**SHORT EXERCISE**
State how many lines in the records below contain the string "title". Reply with the number alone.

>>

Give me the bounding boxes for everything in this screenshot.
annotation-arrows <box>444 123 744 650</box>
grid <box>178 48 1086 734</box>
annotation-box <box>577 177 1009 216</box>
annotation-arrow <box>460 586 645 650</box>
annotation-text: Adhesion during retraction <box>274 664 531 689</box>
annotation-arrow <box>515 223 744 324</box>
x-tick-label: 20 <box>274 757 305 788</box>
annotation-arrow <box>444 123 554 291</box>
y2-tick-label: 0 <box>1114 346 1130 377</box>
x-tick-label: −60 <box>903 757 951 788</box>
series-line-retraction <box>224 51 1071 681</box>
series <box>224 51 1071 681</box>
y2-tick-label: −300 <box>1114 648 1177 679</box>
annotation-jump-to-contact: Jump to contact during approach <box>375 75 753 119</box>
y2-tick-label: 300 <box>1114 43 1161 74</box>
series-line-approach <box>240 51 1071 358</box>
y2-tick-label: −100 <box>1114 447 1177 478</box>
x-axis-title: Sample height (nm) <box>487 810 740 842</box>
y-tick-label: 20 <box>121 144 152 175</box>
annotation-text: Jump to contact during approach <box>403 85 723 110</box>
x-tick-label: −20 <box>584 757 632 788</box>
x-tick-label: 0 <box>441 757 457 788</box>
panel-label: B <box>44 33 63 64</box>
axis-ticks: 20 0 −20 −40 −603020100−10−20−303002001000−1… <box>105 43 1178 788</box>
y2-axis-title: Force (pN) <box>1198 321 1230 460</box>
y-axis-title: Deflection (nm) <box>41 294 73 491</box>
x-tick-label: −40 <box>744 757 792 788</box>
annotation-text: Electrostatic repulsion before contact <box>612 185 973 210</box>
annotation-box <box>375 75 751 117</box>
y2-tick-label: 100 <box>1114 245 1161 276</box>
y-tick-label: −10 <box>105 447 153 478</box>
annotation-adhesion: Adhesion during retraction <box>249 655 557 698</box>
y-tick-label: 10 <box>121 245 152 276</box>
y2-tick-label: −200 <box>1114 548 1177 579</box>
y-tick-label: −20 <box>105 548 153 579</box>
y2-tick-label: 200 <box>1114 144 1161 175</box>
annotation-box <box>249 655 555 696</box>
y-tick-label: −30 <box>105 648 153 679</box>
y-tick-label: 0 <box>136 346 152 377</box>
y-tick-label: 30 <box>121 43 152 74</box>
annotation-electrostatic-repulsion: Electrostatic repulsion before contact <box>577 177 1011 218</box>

<<

**ANSWER FOR THIS EXERCISE**
3